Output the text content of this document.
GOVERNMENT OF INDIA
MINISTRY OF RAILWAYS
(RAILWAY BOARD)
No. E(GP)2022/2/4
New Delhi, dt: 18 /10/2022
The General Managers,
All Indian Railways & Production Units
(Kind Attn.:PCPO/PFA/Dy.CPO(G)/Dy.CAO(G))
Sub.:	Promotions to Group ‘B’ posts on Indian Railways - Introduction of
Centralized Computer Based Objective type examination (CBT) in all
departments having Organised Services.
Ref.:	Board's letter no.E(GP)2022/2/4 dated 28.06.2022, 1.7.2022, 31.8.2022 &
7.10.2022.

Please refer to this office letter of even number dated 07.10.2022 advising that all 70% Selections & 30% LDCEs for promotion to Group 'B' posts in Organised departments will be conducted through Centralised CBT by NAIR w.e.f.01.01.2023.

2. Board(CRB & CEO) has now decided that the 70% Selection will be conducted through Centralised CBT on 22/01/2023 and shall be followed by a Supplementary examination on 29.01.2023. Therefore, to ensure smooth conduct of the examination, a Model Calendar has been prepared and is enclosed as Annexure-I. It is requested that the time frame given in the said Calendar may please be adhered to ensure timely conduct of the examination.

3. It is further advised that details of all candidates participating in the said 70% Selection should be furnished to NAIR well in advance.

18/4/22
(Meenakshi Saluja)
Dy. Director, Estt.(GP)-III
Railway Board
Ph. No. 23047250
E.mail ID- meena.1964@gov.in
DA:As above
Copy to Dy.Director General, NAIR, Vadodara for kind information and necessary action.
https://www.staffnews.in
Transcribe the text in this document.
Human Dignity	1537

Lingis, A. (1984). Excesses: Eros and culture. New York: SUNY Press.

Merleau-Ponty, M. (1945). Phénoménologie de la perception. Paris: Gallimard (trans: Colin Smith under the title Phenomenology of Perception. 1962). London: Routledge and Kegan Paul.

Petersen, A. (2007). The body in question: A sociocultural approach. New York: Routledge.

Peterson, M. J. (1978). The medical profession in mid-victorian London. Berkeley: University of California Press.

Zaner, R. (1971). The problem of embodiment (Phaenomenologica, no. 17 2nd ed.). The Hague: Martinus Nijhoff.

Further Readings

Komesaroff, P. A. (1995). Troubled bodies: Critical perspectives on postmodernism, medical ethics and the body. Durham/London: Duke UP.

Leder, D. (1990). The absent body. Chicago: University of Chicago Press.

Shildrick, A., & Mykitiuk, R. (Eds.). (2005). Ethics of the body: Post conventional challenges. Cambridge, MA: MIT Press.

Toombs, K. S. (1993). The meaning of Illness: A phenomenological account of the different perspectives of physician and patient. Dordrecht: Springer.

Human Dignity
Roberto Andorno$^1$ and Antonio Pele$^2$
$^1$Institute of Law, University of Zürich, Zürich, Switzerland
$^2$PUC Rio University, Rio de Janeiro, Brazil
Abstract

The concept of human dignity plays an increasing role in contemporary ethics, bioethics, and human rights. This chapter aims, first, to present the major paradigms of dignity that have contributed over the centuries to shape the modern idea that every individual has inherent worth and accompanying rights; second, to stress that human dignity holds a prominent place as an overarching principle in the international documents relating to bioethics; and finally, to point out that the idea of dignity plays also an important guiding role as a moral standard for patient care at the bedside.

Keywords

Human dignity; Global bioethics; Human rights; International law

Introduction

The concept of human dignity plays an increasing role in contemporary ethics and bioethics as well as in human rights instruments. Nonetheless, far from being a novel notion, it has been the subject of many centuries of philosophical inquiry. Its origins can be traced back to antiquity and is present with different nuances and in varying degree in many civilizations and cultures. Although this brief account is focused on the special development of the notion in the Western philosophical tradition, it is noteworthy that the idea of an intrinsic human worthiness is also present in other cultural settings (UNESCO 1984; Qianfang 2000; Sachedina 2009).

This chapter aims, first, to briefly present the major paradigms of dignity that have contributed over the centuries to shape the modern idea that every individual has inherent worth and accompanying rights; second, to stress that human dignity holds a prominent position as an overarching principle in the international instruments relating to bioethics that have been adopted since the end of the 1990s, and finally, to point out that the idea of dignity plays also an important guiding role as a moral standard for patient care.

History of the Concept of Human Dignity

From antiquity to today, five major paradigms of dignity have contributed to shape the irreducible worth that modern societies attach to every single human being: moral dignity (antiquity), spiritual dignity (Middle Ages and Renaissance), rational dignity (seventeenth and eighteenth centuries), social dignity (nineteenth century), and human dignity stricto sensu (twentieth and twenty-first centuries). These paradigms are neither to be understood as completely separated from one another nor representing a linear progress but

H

» **WHAT NEEDS TO BE DONE**
Copy each line of the entries that includes the word "inherent".

» **TASK RESULT**
The concept of human dignity plays an increasing role in contemporary ethics, bioethics, and human rights. This chapter aims, first, to present the major paradigms of dignity that have contributed over the centuries to shape the modern idea that every individual has inherent worth and accompanying rights; second, to stress that human dignity holds a prominent place as an overarching principle in the international documents relating to bioethics; and finally, to point out that the idea of dignity plays also an important guiding role as a moral standard for patient care at the bedside.
This chapter aims, first, to briefly present the major paradigms of dignity that have contributed over the centuries to shape the modern idea that every individual has inherent worth and accompanying rights; second, to stress that human dignity holds a prominent position as an overarching principle in the international instruments relating to bioethics that have been adopted since the end of the 1990s, and finally, to point out that the idea of dignity plays also an important guiding role as a moral standard for patient care.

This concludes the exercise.